Start Extracted data

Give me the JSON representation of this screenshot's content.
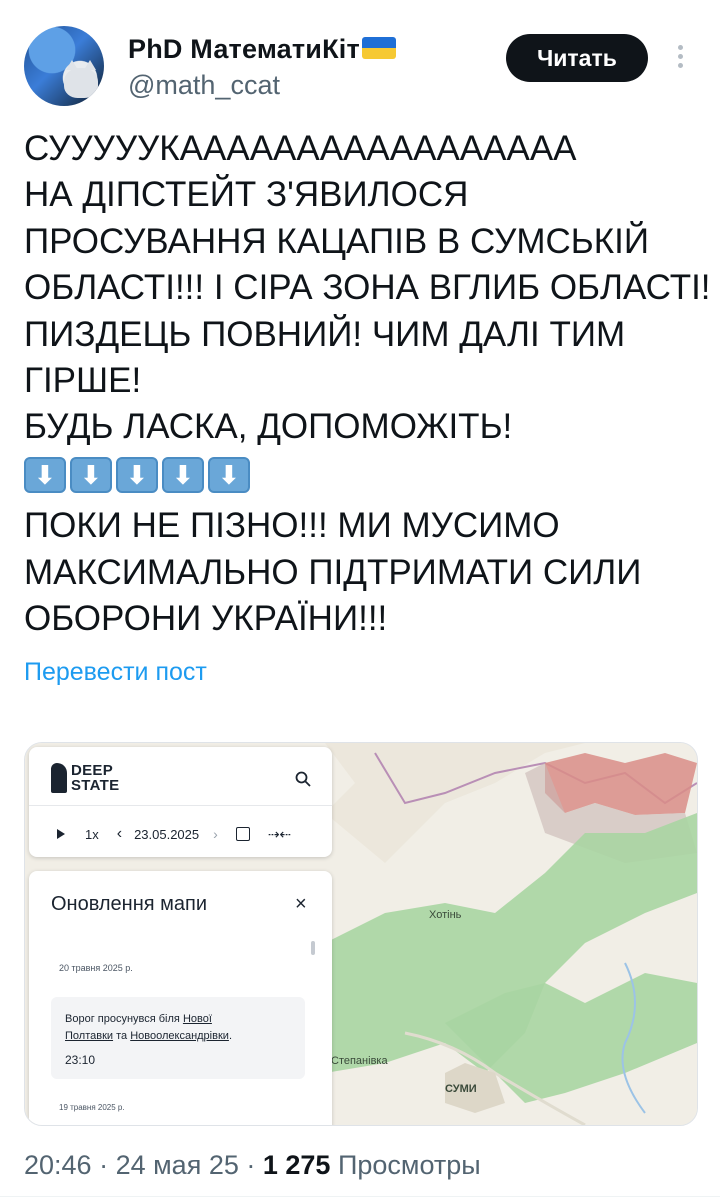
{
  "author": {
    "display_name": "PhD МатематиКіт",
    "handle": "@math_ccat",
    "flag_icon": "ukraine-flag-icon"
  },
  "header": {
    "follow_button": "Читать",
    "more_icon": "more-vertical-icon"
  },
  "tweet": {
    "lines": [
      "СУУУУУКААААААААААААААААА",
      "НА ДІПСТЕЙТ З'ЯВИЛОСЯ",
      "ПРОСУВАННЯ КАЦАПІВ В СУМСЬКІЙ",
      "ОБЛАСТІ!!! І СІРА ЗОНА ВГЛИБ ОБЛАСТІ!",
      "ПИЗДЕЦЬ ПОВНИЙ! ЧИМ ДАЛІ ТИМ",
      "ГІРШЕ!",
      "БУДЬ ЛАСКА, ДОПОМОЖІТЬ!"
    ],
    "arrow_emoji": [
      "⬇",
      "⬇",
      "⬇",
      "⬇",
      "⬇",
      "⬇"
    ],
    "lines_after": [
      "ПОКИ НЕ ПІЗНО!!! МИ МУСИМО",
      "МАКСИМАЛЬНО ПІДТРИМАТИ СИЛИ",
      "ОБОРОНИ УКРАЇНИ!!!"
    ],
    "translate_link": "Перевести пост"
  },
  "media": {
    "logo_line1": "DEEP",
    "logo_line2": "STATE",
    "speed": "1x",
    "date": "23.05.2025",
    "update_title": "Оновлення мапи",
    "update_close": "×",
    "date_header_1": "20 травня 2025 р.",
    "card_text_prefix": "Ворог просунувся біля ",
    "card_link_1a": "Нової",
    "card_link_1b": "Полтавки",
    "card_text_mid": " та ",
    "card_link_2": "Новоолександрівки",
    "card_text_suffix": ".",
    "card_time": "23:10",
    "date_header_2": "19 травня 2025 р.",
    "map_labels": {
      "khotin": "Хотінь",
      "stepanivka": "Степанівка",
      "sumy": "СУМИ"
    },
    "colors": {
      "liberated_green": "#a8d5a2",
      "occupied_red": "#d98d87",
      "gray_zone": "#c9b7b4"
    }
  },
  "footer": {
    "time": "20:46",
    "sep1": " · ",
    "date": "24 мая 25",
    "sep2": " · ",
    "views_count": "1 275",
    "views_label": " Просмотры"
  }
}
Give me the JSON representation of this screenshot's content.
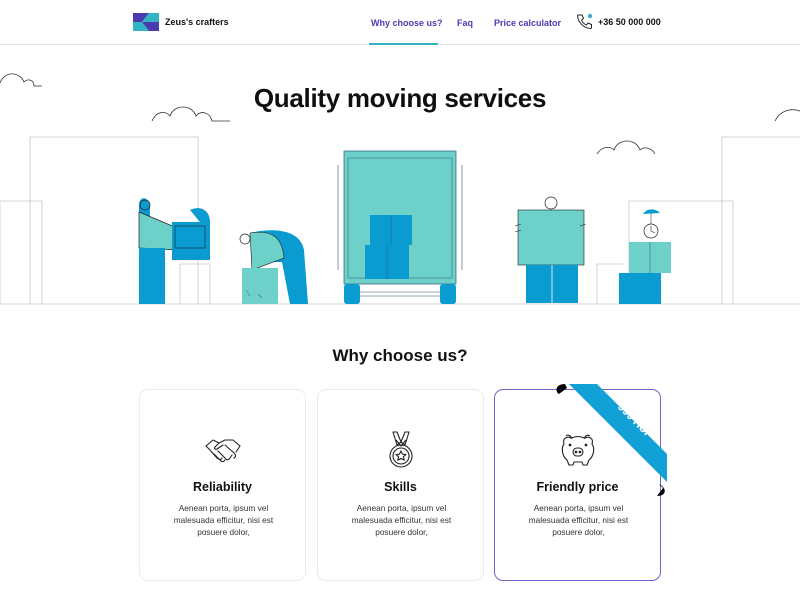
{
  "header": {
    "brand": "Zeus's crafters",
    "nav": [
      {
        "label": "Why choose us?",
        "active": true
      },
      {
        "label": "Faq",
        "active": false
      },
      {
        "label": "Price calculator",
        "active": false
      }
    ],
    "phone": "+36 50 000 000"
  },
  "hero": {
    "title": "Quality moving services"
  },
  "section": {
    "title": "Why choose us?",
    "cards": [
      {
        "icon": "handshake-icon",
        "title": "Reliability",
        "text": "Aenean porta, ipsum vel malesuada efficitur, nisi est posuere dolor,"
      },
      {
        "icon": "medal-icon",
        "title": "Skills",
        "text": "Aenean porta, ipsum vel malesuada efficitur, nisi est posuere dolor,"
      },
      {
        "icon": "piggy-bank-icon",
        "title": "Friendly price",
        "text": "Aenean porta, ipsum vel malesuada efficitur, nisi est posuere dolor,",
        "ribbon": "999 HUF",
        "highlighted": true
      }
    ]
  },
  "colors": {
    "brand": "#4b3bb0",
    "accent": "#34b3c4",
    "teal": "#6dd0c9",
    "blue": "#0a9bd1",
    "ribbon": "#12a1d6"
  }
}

End Extracted data

What is being asked: Exclude the pictures and transcribe all of the entries exactly.

Response to this exercise:
Give me the JSON representation of this screenshot's content.
{
  "author": {
    "display_name": "PhD МатематиКіт",
    "handle": "@math_ccat",
    "flag_icon": "ukraine-flag-icon"
  },
  "header": {
    "follow_button": "Читать",
    "more_icon": "more-vertical-icon"
  },
  "tweet": {
    "lines": [
      "СУУУУУКААААААААААААААААА",
      "НА ДІПСТЕЙТ З'ЯВИЛОСЯ",
      "ПРОСУВАННЯ КАЦАПІВ В СУМСЬКІЙ",
      "ОБЛАСТІ!!! І СІРА ЗОНА ВГЛИБ ОБЛАСТІ!",
      "ПИЗДЕЦЬ ПОВНИЙ! ЧИМ ДАЛІ ТИМ",
      "ГІРШЕ!",
      "БУДЬ ЛАСКА, ДОПОМОЖІТЬ!"
    ],
    "arrow_emoji": [
      "⬇",
      "⬇",
      "⬇",
      "⬇",
      "⬇",
      "⬇"
    ],
    "lines_after": [
      "ПОКИ НЕ ПІЗНО!!! МИ МУСИМО",
      "МАКСИМАЛЬНО ПІДТРИМАТИ СИЛИ",
      "ОБОРОНИ УКРАЇНИ!!!"
    ],
    "translate_link": "Перевести пост"
  },
  "media": {
    "logo_line1": "DEEP",
    "logo_line2": "STATE",
    "speed": "1x",
    "date": "23.05.2025",
    "update_title": "Оновлення мапи",
    "update_close": "×",
    "date_header_1": "20 травня 2025 р.",
    "card_text_prefix": "Ворог просунувся біля ",
    "card_link_1a": "Нової",
    "card_link_1b": "Полтавки",
    "card_text_mid": " та ",
    "card_link_2": "Новоолександрівки",
    "card_text_suffix": ".",
    "card_time": "23:10",
    "date_header_2": "19 травня 2025 р.",
    "map_labels": {
      "khotin": "Хотінь",
      "stepanivka": "Степанівка",
      "sumy": "СУМИ"
    },
    "colors": {
      "liberated_green": "#a8d5a2",
      "occupied_red": "#d98d87",
      "gray_zone": "#c9b7b4"
    }
  },
  "footer": {
    "time": "20:46",
    "sep1": " · ",
    "date": "24 мая 25",
    "sep2": " · ",
    "views_count": "1 275",
    "views_label": " Просмотры"
  }
}
Give me the JSON representation of this screenshot's content.
{
  "header": {
    "brand": "Zeus's crafters",
    "nav": [
      {
        "label": "Why choose us?",
        "active": true
      },
      {
        "label": "Faq",
        "active": false
      },
      {
        "label": "Price calculator",
        "active": false
      }
    ],
    "phone": "+36 50 000 000"
  },
  "hero": {
    "title": "Quality moving services"
  },
  "section": {
    "title": "Why choose us?",
    "cards": [
      {
        "icon": "handshake-icon",
        "title": "Reliability",
        "text": "Aenean porta, ipsum vel malesuada efficitur, nisi est posuere dolor,"
      },
      {
        "icon": "medal-icon",
        "title": "Skills",
        "text": "Aenean porta, ipsum vel malesuada efficitur, nisi est posuere dolor,"
      },
      {
        "icon": "piggy-bank-icon",
        "title": "Friendly price",
        "text": "Aenean porta, ipsum vel malesuada efficitur, nisi est posuere dolor,",
        "ribbon": "999 HUF",
        "highlighted": true
      }
    ]
  },
  "colors": {
    "brand": "#4b3bb0",
    "accent": "#34b3c4",
    "teal": "#6dd0c9",
    "blue": "#0a9bd1",
    "ribbon": "#12a1d6"
  }
}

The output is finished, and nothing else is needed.